To be done: Repeat every entry word for word, but leave the images out of your copy.

**** Raw records

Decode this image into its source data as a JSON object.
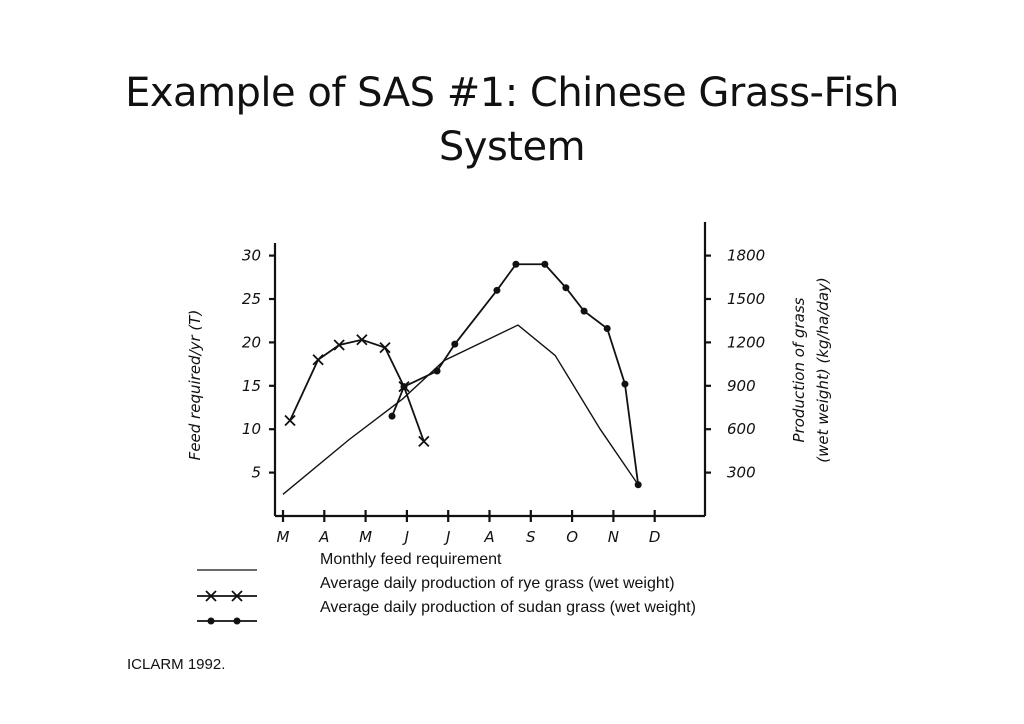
{
  "slide": {
    "title_line1": "Example of SAS #1: Chinese Grass-Fish",
    "title_line2": "System",
    "citation": "ICLARM 1992."
  },
  "chart_data": {
    "type": "line",
    "xlabel": "",
    "ylabel": "Feed required/yr (T)",
    "y2label_line1": "Production of grass",
    "y2label_line2": "(wet weight) (kg/ha/day)",
    "categories": [
      "M",
      "A",
      "M",
      "J",
      "J",
      "A",
      "S",
      "O",
      "N",
      "D"
    ],
    "ylim": [
      0,
      32
    ],
    "yticks": [
      5,
      10,
      15,
      20,
      25,
      30
    ],
    "y2ticks": [
      300,
      600,
      900,
      1200,
      1500,
      1800
    ],
    "y2_per_y": 60,
    "series": [
      {
        "name": "Monthly feed requirement",
        "marker": "none",
        "x": [
          0,
          1.6,
          2.9,
          3.9,
          5.69,
          6.59,
          7.68,
          8.6
        ],
        "y": [
          2.5,
          8.8,
          13.5,
          17.9,
          22,
          18.5,
          10,
          3.6
        ]
      },
      {
        "name": "Average daily production of rye grass (wet weight)",
        "marker": "x",
        "x": [
          0.17,
          0.85,
          1.36,
          1.91,
          2.47,
          2.93,
          3.41
        ],
        "y": [
          11,
          18,
          19.7,
          20.3,
          19.4,
          14.9,
          8.6
        ]
      },
      {
        "name": "Average daily production of sudan grass (wet weight)",
        "marker": "dot",
        "x": [
          2.64,
          2.93,
          3.73,
          4.16,
          5.18,
          5.64,
          6.34,
          6.85,
          7.29,
          7.85,
          8.28,
          8.6
        ],
        "y": [
          11.5,
          14.9,
          16.7,
          19.8,
          26,
          29,
          29,
          26.3,
          23.6,
          21.6,
          15.2,
          3.6
        ]
      }
    ]
  }
}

********

Full answer:
Decode this image into its source data as a JSON object.
{
  "slide": {
    "title_line1": "Example of SAS #1: Chinese Grass-Fish",
    "title_line2": "System",
    "citation": "ICLARM 1992."
  },
  "chart_data": {
    "type": "line",
    "xlabel": "",
    "ylabel": "Feed required/yr (T)",
    "y2label_line1": "Production of grass",
    "y2label_line2": "(wet weight) (kg/ha/day)",
    "categories": [
      "M",
      "A",
      "M",
      "J",
      "J",
      "A",
      "S",
      "O",
      "N",
      "D"
    ],
    "ylim": [
      0,
      32
    ],
    "yticks": [
      5,
      10,
      15,
      20,
      25,
      30
    ],
    "y2ticks": [
      300,
      600,
      900,
      1200,
      1500,
      1800
    ],
    "y2_per_y": 60,
    "series": [
      {
        "name": "Monthly feed requirement",
        "marker": "none",
        "x": [
          0,
          1.6,
          2.9,
          3.9,
          5.69,
          6.59,
          7.68,
          8.6
        ],
        "y": [
          2.5,
          8.8,
          13.5,
          17.9,
          22,
          18.5,
          10,
          3.6
        ]
      },
      {
        "name": "Average daily production of rye grass (wet weight)",
        "marker": "x",
        "x": [
          0.17,
          0.85,
          1.36,
          1.91,
          2.47,
          2.93,
          3.41
        ],
        "y": [
          11,
          18,
          19.7,
          20.3,
          19.4,
          14.9,
          8.6
        ]
      },
      {
        "name": "Average daily production of sudan grass (wet weight)",
        "marker": "dot",
        "x": [
          2.64,
          2.93,
          3.73,
          4.16,
          5.18,
          5.64,
          6.34,
          6.85,
          7.29,
          7.85,
          8.28,
          8.6
        ],
        "y": [
          11.5,
          14.9,
          16.7,
          19.8,
          26,
          29,
          29,
          26.3,
          23.6,
          21.6,
          15.2,
          3.6
        ]
      }
    ]
  }
}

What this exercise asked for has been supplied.